Locate each line of the material that contains "value", then return it.

#####

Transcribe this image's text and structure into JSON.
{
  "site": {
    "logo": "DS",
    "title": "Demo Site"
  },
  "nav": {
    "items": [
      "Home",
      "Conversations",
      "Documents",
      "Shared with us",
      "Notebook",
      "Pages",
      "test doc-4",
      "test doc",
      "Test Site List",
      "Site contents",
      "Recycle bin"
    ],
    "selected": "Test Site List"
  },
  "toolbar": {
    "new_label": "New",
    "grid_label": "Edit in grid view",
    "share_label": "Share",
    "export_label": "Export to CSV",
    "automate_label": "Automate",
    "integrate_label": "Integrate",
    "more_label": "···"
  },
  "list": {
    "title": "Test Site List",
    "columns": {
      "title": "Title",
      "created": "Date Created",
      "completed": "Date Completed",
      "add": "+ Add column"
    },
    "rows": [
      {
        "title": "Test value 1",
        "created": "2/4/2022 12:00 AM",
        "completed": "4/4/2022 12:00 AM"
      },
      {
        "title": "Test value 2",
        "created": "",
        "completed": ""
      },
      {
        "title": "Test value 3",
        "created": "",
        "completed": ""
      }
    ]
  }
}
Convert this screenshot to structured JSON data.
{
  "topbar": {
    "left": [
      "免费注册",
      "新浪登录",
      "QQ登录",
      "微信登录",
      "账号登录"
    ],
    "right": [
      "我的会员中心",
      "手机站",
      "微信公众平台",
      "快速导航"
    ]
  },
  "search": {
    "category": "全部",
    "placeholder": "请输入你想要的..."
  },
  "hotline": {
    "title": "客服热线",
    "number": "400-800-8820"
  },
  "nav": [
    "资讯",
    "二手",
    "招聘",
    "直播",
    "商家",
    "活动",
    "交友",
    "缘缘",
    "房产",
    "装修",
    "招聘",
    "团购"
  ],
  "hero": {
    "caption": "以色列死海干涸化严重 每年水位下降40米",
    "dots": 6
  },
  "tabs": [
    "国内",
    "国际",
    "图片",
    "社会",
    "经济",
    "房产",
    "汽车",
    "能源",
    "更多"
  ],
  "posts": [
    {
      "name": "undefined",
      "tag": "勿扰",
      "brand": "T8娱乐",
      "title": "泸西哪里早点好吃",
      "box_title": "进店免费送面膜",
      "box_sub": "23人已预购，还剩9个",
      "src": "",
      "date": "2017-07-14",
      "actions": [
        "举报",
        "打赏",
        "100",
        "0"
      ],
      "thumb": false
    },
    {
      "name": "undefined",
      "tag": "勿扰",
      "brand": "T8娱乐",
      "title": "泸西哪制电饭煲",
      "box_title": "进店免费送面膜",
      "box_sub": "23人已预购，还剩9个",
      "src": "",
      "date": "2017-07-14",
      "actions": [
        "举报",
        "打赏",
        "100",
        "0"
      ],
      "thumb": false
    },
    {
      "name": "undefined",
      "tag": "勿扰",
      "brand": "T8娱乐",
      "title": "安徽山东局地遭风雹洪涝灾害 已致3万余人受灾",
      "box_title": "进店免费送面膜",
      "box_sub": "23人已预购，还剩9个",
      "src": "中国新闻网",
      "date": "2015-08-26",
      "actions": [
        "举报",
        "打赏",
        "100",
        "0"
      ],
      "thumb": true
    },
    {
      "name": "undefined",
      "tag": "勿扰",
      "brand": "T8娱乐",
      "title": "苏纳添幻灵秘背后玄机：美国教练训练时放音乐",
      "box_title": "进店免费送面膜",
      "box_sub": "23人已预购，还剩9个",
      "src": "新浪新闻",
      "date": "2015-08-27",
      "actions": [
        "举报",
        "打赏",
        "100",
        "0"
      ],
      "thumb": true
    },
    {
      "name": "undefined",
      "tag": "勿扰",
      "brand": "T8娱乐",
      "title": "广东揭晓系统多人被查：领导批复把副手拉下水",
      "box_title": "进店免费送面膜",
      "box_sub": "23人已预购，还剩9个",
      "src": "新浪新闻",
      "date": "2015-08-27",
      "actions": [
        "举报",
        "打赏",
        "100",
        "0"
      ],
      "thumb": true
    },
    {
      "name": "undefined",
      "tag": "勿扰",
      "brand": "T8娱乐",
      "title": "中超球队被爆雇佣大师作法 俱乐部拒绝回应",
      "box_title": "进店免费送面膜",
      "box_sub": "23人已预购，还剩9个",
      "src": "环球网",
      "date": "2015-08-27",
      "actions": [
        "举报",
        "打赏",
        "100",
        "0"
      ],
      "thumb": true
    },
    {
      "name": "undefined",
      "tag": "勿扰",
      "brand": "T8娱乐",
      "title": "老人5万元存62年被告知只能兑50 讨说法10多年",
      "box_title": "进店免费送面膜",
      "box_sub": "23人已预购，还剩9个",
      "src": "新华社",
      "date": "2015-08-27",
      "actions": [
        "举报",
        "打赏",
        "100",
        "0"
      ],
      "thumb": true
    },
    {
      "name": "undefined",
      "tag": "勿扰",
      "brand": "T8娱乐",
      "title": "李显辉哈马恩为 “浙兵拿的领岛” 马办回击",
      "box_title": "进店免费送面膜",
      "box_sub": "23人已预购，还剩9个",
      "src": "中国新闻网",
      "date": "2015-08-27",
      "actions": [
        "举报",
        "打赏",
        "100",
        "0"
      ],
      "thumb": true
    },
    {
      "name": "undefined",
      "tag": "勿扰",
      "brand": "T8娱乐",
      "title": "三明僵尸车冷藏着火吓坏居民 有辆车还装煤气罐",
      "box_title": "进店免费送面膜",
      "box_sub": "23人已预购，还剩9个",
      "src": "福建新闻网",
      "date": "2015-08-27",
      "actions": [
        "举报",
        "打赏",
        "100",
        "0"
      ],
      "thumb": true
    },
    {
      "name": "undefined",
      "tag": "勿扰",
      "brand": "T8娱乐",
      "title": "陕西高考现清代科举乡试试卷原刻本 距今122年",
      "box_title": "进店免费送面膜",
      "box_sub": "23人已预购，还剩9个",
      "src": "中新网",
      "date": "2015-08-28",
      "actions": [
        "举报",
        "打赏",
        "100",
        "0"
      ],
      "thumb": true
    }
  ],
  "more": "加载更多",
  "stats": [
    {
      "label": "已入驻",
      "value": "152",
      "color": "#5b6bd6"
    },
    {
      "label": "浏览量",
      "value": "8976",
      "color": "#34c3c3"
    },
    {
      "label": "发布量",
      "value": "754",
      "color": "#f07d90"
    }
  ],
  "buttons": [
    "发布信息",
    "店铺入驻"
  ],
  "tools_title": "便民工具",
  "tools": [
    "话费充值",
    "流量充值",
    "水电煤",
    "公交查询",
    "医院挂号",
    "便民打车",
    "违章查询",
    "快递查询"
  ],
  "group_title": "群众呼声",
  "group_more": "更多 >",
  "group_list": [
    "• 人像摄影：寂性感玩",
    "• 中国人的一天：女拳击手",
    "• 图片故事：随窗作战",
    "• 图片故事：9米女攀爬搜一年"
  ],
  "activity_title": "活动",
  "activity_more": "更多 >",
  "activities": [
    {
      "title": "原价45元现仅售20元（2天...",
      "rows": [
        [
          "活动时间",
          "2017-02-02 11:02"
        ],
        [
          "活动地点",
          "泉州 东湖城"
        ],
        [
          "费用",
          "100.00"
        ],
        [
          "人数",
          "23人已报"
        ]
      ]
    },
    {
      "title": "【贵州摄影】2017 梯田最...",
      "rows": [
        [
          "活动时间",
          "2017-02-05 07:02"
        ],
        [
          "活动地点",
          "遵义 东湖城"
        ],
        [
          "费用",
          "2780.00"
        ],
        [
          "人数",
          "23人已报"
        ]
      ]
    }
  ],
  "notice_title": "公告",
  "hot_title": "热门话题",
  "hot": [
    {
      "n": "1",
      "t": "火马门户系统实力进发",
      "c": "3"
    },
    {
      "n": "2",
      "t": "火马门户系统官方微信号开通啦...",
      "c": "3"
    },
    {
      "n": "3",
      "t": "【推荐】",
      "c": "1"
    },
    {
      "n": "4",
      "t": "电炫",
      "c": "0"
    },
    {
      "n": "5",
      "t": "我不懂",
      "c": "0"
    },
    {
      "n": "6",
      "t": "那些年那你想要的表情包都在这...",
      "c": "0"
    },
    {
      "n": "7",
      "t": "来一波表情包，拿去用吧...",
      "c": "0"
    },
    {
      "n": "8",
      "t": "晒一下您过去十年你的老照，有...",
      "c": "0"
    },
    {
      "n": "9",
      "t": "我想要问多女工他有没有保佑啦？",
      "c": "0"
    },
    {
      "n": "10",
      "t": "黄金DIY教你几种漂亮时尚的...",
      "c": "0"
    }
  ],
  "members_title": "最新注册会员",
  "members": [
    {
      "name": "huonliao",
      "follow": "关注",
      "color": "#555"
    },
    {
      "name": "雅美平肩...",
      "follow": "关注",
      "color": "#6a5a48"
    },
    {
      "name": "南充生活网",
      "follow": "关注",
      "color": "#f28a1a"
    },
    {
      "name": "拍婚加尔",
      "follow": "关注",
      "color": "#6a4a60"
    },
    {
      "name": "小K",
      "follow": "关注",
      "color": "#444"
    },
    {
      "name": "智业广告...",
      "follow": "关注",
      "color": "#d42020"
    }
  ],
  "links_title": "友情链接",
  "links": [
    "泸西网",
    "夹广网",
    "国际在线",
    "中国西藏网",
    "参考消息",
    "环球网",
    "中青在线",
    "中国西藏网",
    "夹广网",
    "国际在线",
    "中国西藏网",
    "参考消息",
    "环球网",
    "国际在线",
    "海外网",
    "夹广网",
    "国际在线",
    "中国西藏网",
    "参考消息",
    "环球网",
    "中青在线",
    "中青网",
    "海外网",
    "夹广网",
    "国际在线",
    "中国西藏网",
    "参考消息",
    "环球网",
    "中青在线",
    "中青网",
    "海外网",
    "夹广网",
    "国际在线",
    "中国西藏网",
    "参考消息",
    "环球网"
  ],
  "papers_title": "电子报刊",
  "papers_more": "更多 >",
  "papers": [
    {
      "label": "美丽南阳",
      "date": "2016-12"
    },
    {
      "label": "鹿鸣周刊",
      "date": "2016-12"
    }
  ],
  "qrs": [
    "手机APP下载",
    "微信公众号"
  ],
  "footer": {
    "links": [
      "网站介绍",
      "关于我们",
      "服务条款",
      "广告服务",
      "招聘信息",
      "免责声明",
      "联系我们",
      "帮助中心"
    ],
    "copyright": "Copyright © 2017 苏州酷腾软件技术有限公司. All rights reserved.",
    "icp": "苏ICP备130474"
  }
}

#####

_Response_.
        "title": "Test value 1",
        "title": "Test value 2",
        "title": "Test value 3",
      "value": "152",
      "value": "8976",
      "value": "754",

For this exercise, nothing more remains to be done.